DATA LISTING ::
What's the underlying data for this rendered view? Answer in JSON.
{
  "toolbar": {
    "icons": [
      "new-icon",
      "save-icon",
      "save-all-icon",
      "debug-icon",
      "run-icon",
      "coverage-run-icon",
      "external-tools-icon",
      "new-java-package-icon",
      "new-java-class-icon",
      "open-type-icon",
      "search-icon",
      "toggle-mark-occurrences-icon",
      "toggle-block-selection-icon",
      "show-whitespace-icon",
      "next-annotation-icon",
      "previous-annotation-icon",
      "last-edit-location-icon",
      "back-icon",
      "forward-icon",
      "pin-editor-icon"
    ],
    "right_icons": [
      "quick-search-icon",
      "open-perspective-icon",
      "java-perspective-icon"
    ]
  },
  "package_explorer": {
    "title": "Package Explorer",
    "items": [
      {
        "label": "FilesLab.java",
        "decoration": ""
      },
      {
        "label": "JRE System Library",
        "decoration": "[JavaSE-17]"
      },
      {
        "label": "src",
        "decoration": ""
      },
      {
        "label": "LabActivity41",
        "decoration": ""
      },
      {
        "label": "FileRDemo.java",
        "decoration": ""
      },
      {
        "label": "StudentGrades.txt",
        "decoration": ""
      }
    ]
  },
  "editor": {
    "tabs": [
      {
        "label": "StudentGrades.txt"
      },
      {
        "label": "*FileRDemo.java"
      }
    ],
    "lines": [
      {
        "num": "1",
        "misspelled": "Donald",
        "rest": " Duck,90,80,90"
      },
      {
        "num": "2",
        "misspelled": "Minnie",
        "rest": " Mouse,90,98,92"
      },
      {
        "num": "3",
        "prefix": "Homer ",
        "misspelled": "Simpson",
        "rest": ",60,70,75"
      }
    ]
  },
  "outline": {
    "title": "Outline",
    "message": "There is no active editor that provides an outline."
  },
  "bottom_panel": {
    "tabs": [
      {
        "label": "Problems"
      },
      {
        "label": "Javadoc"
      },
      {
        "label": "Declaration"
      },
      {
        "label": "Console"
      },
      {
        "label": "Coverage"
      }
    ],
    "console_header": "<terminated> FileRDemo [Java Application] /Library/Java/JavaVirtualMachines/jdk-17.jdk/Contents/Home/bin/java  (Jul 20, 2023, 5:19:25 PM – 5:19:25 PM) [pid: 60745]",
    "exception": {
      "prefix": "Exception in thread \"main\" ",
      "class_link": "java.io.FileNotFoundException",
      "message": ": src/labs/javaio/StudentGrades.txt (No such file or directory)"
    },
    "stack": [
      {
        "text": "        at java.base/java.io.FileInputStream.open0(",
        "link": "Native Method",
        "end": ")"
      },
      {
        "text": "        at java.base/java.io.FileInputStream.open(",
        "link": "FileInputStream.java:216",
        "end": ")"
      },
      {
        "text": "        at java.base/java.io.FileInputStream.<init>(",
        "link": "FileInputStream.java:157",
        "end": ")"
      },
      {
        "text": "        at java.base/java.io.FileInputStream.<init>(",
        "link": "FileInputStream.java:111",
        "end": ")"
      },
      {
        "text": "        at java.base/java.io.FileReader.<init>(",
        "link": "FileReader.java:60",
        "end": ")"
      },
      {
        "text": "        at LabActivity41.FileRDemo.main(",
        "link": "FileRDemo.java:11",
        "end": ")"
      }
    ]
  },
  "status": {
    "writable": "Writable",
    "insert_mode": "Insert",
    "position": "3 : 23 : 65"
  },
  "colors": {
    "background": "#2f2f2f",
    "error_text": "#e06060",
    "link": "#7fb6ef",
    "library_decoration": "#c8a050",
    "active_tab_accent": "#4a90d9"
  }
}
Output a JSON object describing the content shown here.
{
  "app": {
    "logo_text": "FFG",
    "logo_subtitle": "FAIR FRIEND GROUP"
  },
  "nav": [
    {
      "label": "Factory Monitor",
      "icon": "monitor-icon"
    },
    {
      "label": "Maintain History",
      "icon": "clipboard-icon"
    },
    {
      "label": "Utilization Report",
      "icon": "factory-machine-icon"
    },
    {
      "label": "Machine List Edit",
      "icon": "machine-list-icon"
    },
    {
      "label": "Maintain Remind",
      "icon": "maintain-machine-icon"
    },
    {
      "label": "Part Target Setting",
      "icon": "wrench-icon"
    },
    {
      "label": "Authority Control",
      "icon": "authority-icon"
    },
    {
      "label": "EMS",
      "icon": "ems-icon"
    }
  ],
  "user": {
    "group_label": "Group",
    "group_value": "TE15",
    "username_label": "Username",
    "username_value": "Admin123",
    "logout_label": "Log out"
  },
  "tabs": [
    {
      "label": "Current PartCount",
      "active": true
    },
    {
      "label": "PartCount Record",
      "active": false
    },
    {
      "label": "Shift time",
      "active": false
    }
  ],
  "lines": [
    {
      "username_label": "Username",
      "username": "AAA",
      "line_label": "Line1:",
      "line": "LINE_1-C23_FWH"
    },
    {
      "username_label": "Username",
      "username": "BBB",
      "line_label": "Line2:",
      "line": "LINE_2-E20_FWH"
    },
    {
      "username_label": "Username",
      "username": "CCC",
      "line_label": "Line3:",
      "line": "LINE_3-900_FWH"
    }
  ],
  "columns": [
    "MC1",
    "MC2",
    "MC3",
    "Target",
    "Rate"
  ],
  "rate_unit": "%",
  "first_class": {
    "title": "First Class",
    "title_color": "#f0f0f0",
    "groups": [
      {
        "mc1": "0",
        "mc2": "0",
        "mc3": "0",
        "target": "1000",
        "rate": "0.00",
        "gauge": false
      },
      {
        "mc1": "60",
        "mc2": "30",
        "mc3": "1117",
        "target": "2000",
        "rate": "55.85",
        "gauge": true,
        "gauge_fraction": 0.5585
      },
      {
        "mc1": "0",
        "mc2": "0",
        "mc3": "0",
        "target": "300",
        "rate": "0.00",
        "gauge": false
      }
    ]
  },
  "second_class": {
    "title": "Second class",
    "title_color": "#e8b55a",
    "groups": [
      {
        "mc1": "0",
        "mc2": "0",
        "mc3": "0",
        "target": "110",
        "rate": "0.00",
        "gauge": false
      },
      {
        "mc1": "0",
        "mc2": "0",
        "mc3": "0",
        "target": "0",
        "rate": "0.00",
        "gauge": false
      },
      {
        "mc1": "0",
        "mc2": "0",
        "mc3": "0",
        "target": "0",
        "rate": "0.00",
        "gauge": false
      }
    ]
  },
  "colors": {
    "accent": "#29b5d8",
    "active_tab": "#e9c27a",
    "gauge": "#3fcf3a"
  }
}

INSTRUCTIONS FOR THE TASK :: Copy each line that contains the word "prefix".

REPLY TO THE EXERCISE ::
        "prefix": "Homer ",
      "prefix": "Exception in thread \"main\" ",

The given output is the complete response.